--- DATA SUPPLIED ---

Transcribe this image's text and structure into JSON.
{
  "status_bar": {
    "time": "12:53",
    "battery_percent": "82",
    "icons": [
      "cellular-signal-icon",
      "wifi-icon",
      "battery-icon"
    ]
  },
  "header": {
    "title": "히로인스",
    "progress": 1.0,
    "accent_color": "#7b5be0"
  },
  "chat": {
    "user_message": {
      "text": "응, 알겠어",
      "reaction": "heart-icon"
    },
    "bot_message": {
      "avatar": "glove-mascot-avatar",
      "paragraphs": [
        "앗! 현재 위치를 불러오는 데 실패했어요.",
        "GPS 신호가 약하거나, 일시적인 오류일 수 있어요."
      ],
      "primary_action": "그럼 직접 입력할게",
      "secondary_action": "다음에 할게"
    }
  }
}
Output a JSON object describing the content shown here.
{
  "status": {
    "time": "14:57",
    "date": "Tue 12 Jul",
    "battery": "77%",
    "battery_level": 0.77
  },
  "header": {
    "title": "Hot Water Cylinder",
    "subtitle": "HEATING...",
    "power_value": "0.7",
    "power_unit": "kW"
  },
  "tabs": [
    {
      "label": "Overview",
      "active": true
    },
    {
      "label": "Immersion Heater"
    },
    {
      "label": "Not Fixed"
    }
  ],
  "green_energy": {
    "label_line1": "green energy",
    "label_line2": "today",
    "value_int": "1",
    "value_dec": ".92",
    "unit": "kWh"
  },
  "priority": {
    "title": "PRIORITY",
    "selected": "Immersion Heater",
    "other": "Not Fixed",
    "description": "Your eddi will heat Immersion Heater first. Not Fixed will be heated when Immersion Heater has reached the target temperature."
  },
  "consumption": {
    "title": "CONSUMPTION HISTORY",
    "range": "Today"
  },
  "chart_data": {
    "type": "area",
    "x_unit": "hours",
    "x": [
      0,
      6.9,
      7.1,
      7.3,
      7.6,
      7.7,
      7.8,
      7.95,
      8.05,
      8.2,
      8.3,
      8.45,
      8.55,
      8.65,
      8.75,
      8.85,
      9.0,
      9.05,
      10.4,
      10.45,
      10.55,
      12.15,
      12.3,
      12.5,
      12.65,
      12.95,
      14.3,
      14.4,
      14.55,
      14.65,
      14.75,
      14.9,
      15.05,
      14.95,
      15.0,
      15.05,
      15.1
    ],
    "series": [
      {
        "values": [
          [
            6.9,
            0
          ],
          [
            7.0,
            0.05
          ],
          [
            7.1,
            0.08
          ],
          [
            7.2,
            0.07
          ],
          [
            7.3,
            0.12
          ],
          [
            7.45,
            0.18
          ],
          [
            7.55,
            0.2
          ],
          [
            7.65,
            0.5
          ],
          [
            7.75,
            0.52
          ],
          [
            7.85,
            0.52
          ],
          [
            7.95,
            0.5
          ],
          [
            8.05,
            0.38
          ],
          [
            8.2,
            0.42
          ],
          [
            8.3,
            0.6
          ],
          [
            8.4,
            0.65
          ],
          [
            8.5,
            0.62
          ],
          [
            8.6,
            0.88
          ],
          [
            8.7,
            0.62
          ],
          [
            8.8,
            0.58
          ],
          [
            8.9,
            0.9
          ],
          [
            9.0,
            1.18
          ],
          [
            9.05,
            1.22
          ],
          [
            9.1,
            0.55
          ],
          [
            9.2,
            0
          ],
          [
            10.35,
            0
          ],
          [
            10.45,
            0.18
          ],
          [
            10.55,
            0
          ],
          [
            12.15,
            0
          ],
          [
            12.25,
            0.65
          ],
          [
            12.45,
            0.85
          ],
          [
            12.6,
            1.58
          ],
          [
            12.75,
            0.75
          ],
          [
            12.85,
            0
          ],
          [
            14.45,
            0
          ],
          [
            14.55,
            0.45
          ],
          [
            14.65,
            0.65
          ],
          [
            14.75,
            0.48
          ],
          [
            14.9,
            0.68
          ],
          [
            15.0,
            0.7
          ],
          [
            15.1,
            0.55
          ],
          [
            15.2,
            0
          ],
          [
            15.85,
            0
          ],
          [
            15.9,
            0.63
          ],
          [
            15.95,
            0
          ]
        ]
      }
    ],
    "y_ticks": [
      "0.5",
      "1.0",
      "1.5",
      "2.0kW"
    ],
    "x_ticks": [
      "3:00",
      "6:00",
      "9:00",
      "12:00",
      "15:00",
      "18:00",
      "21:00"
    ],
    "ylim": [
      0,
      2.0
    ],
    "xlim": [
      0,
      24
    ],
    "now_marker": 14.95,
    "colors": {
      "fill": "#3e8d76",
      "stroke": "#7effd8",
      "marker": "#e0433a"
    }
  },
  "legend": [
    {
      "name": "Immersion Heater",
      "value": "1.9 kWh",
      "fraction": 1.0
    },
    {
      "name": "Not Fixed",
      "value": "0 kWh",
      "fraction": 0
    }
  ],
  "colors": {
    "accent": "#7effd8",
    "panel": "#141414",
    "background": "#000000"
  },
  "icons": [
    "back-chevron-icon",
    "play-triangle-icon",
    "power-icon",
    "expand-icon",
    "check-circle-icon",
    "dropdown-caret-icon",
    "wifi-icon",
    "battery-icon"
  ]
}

---

_GOAL OF THE EXERCISE_. Retype every record above exactly as written.

_WORKED ANSWER_.
Transcribe this image's text and structure into JSON.
{
  "status_bar": {
    "time": "12:53",
    "battery_percent": "82",
    "icons": [
      "cellular-signal-icon",
      "wifi-icon",
      "battery-icon"
    ]
  },
  "header": {
    "title": "히로인스",
    "progress": 1.0,
    "accent_color": "#7b5be0"
  },
  "chat": {
    "user_message": {
      "text": "응, 알겠어",
      "reaction": "heart-icon"
    },
    "bot_message": {
      "avatar": "glove-mascot-avatar",
      "paragraphs": [
        "앗! 현재 위치를 불러오는 데 실패했어요.",
        "GPS 신호가 약하거나, 일시적인 오류일 수 있어요."
      ],
      "primary_action": "그럼 직접 입력할게",
      "secondary_action": "다음에 할게"
    }
  }
}
Output a JSON object describing the content shown here.
{
  "status": {
    "time": "14:57",
    "date": "Tue 12 Jul",
    "battery": "77%",
    "battery_level": 0.77
  },
  "header": {
    "title": "Hot Water Cylinder",
    "subtitle": "HEATING...",
    "power_value": "0.7",
    "power_unit": "kW"
  },
  "tabs": [
    {
      "label": "Overview",
      "active": true
    },
    {
      "label": "Immersion Heater"
    },
    {
      "label": "Not Fixed"
    }
  ],
  "green_energy": {
    "label_line1": "green energy",
    "label_line2": "today",
    "value_int": "1",
    "value_dec": ".92",
    "unit": "kWh"
  },
  "priority": {
    "title": "PRIORITY",
    "selected": "Immersion Heater",
    "other": "Not Fixed",
    "description": "Your eddi will heat Immersion Heater first. Not Fixed will be heated when Immersion Heater has reached the target temperature."
  },
  "consumption": {
    "title": "CONSUMPTION HISTORY",
    "range": "Today"
  },
  "chart_data": {
    "type": "area",
    "x_unit": "hours",
    "x": [
      0,
      6.9,
      7.1,
      7.3,
      7.6,
      7.7,
      7.8,
      7.95,
      8.05,
      8.2,
      8.3,
      8.45,
      8.55,
      8.65,
      8.75,
      8.85,
      9.0,
      9.05,
      10.4,
      10.45,
      10.55,
      12.15,
      12.3,
      12.5,
      12.65,
      12.95,
      14.3,
      14.4,
      14.55,
      14.65,
      14.75,
      14.9,
      15.05,
      14.95,
      15.0,
      15.05,
      15.1
    ],
    "series": [
      {
        "values": [
          [
            6.9,
            0
          ],
          [
            7.0,
            0.05
          ],
          [
            7.1,
            0.08
          ],
          [
            7.2,
            0.07
          ],
          [
            7.3,
            0.12
          ],
          [
            7.45,
            0.18
          ],
          [
            7.55,
            0.2
          ],
          [
            7.65,
            0.5
          ],
          [
            7.75,
            0.52
          ],
          [
            7.85,
            0.52
          ],
          [
            7.95,
            0.5
          ],
          [
            8.05,
            0.38
          ],
          [
            8.2,
            0.42
          ],
          [
            8.3,
            0.6
          ],
          [
            8.4,
            0.65
          ],
          [
            8.5,
            0.62
          ],
          [
            8.6,
            0.88
          ],
          [
            8.7,
            0.62
          ],
          [
            8.8,
            0.58
          ],
          [
            8.9,
            0.9
          ],
          [
            9.0,
            1.18
          ],
          [
            9.05,
            1.22
          ],
          [
            9.1,
            0.55
          ],
          [
            9.2,
            0
          ],
          [
            10.35,
            0
          ],
          [
            10.45,
            0.18
          ],
          [
            10.55,
            0
          ],
          [
            12.15,
            0
          ],
          [
            12.25,
            0.65
          ],
          [
            12.45,
            0.85
          ],
          [
            12.6,
            1.58
          ],
          [
            12.75,
            0.75
          ],
          [
            12.85,
            0
          ],
          [
            14.45,
            0
          ],
          [
            14.55,
            0.45
          ],
          [
            14.65,
            0.65
          ],
          [
            14.75,
            0.48
          ],
          [
            14.9,
            0.68
          ],
          [
            15.0,
            0.7
          ],
          [
            15.1,
            0.55
          ],
          [
            15.2,
            0
          ],
          [
            15.85,
            0
          ],
          [
            15.9,
            0.63
          ],
          [
            15.95,
            0
          ]
        ]
      }
    ],
    "y_ticks": [
      "0.5",
      "1.0",
      "1.5",
      "2.0kW"
    ],
    "x_ticks": [
      "3:00",
      "6:00",
      "9:00",
      "12:00",
      "15:00",
      "18:00",
      "21:00"
    ],
    "ylim": [
      0,
      2.0
    ],
    "xlim": [
      0,
      24
    ],
    "now_marker": 14.95,
    "colors": {
      "fill": "#3e8d76",
      "stroke": "#7effd8",
      "marker": "#e0433a"
    }
  },
  "legend": [
    {
      "name": "Immersion Heater",
      "value": "1.9 kWh",
      "fraction": 1.0
    },
    {
      "name": "Not Fixed",
      "value": "0 kWh",
      "fraction": 0
    }
  ],
  "colors": {
    "accent": "#7effd8",
    "panel": "#141414",
    "background": "#000000"
  },
  "icons": [
    "back-chevron-icon",
    "play-triangle-icon",
    "power-icon",
    "expand-icon",
    "check-circle-icon",
    "dropdown-caret-icon",
    "wifi-icon",
    "battery-icon"
  ]
}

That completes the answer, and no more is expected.